**Set exercise**
Using the data below, copy every line that contains the word "results".
━━ Exercise inputs ━━
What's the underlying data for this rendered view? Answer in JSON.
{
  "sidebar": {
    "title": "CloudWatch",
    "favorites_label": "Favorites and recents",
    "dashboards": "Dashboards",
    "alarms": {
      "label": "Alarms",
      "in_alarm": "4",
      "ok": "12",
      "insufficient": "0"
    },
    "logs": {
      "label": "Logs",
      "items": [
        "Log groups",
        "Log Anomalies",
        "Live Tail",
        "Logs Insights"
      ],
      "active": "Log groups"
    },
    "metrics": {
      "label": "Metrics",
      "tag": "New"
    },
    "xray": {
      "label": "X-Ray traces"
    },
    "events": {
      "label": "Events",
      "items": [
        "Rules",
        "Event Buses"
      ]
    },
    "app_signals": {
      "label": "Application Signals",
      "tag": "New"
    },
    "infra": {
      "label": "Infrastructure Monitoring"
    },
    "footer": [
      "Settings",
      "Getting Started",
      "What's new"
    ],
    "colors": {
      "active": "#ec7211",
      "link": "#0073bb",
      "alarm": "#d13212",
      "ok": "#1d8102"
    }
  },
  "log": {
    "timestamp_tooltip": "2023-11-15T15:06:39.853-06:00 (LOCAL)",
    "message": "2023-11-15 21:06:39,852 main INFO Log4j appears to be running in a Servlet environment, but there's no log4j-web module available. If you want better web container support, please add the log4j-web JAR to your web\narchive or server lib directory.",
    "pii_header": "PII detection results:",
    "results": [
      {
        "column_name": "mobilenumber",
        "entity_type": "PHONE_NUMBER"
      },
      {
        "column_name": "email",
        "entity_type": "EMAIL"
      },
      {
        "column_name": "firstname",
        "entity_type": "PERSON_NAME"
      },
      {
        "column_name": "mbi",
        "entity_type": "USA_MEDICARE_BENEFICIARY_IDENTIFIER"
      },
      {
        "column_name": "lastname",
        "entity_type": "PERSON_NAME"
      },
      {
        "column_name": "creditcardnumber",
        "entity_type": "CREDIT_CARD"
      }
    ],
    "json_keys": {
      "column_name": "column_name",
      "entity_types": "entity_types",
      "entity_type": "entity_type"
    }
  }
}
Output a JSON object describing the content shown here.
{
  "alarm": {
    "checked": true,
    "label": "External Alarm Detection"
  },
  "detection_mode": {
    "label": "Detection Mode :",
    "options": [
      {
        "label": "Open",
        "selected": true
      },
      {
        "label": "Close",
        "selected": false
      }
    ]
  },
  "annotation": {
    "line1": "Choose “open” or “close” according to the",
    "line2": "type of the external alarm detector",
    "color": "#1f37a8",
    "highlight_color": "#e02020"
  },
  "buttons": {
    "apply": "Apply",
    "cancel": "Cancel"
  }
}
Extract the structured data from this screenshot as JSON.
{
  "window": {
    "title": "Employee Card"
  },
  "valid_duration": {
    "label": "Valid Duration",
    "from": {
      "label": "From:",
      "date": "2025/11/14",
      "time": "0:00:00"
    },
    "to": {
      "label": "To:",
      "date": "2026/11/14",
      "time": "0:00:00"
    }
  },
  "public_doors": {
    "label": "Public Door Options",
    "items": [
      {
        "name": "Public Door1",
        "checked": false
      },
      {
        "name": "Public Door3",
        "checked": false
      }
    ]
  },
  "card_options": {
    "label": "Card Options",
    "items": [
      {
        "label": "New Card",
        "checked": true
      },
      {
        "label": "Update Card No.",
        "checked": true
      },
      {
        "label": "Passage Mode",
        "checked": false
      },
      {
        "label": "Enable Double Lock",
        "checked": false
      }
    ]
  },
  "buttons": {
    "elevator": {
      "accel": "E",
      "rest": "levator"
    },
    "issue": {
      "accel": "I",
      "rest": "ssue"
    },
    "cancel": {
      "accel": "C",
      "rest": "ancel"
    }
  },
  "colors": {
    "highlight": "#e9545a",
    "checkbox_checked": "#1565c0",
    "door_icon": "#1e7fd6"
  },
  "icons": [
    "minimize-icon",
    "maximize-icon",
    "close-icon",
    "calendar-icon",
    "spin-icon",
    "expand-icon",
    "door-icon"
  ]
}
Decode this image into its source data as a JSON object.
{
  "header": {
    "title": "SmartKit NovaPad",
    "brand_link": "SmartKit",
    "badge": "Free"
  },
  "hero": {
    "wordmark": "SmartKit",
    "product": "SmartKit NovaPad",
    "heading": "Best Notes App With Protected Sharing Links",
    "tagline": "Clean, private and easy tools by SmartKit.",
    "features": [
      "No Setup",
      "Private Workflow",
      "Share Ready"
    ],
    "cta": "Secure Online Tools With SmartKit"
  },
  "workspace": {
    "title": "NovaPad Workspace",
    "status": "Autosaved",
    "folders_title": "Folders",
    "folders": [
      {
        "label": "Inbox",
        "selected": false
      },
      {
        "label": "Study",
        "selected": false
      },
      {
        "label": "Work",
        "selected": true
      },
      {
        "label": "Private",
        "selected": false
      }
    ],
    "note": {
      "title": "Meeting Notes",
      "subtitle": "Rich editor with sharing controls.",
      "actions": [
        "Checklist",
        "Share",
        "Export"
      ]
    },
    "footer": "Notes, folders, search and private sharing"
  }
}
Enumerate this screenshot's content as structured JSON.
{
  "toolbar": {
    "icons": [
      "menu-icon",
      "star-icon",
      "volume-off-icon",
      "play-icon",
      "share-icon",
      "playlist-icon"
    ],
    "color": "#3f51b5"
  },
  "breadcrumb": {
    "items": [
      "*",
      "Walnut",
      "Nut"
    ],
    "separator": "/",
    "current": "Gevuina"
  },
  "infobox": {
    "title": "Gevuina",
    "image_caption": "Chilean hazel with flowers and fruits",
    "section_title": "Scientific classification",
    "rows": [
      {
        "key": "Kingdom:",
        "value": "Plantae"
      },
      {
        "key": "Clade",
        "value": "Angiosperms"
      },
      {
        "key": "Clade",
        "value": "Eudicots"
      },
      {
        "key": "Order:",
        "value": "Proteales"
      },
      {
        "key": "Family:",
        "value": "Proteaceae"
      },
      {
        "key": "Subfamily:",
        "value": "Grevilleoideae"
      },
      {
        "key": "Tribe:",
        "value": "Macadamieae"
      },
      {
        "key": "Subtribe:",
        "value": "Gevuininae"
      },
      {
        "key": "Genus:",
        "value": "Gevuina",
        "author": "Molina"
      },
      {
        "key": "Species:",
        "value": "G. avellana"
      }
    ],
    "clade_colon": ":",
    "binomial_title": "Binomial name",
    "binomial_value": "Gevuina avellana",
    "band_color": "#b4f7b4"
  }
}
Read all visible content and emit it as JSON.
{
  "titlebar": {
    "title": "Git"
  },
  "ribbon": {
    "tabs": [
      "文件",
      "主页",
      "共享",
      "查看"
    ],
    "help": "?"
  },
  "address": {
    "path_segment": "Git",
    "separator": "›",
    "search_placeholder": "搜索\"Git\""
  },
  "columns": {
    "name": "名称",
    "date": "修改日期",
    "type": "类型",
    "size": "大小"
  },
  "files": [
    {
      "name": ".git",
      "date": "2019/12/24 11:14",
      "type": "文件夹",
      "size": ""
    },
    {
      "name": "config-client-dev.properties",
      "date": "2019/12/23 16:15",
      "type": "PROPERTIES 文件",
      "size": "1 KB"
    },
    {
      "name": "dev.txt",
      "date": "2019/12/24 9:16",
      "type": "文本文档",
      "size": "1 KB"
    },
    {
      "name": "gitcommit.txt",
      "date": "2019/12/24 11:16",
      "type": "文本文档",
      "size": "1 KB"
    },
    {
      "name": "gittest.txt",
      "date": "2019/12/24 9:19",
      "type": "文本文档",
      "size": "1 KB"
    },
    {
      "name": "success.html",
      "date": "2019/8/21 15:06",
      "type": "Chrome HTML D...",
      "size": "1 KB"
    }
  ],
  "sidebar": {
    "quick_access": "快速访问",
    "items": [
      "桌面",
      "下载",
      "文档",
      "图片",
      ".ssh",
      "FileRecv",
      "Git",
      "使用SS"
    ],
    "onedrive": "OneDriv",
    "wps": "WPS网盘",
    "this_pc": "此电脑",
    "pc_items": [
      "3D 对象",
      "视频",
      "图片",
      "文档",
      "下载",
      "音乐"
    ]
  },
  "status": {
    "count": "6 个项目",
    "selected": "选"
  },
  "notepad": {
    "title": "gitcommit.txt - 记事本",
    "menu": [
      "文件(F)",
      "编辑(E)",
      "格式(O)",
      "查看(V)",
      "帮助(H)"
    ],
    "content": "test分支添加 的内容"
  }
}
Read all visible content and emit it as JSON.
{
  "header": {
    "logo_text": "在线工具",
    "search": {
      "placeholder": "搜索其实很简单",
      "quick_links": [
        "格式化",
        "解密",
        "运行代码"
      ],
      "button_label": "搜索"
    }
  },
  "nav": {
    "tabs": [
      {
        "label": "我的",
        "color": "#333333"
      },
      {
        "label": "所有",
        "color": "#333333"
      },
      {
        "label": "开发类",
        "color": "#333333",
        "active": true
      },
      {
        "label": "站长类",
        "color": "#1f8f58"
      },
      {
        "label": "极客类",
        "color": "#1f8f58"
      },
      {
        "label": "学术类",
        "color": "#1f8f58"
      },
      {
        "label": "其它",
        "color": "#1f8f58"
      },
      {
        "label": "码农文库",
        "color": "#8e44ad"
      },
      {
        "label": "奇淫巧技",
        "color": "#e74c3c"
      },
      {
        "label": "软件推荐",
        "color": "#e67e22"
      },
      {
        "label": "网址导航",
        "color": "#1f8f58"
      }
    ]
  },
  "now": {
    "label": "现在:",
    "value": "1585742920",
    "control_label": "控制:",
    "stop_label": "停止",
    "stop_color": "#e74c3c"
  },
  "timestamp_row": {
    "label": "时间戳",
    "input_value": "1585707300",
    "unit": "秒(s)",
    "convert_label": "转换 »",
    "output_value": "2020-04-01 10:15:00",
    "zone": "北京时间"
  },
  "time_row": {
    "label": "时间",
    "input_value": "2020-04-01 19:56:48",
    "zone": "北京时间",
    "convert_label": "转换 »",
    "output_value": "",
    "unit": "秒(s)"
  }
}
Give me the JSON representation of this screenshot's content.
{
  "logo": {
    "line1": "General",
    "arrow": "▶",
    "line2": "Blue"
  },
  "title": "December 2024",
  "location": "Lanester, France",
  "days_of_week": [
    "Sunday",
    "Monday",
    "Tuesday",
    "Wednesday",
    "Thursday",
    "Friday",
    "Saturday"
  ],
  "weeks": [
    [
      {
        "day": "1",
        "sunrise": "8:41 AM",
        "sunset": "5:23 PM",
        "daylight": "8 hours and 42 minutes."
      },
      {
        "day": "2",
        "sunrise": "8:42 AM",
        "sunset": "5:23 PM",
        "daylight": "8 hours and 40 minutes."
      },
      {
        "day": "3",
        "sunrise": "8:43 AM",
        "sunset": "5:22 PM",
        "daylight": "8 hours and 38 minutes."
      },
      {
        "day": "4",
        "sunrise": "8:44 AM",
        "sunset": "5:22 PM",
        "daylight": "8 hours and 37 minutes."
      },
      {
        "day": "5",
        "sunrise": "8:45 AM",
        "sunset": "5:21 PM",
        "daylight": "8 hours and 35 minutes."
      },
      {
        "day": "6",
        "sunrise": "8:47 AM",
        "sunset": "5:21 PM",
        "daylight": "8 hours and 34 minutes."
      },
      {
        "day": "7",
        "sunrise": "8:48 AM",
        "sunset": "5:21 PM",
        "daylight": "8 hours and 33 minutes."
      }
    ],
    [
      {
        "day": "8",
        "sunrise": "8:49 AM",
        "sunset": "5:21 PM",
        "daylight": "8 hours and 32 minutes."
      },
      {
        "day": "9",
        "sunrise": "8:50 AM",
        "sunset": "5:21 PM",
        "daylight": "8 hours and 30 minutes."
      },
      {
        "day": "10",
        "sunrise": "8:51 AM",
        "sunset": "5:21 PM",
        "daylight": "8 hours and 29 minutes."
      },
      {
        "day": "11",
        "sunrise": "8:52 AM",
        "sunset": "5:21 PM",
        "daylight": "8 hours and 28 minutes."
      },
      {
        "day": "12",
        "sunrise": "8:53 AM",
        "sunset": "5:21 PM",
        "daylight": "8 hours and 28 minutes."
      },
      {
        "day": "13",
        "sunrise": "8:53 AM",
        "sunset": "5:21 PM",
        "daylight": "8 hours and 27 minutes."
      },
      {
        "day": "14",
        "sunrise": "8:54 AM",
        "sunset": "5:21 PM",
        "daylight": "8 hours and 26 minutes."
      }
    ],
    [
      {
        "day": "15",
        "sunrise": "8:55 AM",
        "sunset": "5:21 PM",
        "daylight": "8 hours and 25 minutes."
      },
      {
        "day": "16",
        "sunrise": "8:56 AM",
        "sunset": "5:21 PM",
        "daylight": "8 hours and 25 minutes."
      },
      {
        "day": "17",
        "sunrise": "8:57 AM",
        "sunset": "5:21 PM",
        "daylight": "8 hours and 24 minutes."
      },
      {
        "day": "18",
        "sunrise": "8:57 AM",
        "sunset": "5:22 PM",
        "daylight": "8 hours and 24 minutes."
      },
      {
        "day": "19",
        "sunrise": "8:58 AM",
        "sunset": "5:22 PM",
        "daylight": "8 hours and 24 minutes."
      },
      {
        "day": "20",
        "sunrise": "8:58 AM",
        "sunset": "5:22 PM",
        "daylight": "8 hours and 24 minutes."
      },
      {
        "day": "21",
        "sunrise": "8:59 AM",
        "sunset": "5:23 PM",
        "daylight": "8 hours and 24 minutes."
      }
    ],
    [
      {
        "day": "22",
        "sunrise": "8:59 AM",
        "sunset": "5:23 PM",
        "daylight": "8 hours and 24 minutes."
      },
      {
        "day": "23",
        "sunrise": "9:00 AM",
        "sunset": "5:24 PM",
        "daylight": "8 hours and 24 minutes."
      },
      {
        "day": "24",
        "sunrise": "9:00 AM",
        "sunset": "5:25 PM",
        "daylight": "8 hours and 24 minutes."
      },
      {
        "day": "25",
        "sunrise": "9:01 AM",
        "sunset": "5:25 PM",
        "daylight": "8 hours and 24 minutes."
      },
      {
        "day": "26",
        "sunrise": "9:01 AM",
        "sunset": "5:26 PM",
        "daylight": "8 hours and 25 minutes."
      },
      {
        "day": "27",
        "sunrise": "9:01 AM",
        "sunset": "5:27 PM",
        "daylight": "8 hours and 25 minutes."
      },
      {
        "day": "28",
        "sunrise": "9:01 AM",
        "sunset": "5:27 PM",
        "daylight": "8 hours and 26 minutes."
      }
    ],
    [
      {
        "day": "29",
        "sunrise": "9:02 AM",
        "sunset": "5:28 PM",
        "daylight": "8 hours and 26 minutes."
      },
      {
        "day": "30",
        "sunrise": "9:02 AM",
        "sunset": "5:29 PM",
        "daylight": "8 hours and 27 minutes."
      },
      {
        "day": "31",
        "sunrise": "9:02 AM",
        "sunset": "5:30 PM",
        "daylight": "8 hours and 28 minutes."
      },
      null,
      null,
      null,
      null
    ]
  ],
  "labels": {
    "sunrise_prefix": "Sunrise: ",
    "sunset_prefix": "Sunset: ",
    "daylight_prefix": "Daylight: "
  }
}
━━━
**Output below**
    "pii_header": "PII detection results:",
    "results": [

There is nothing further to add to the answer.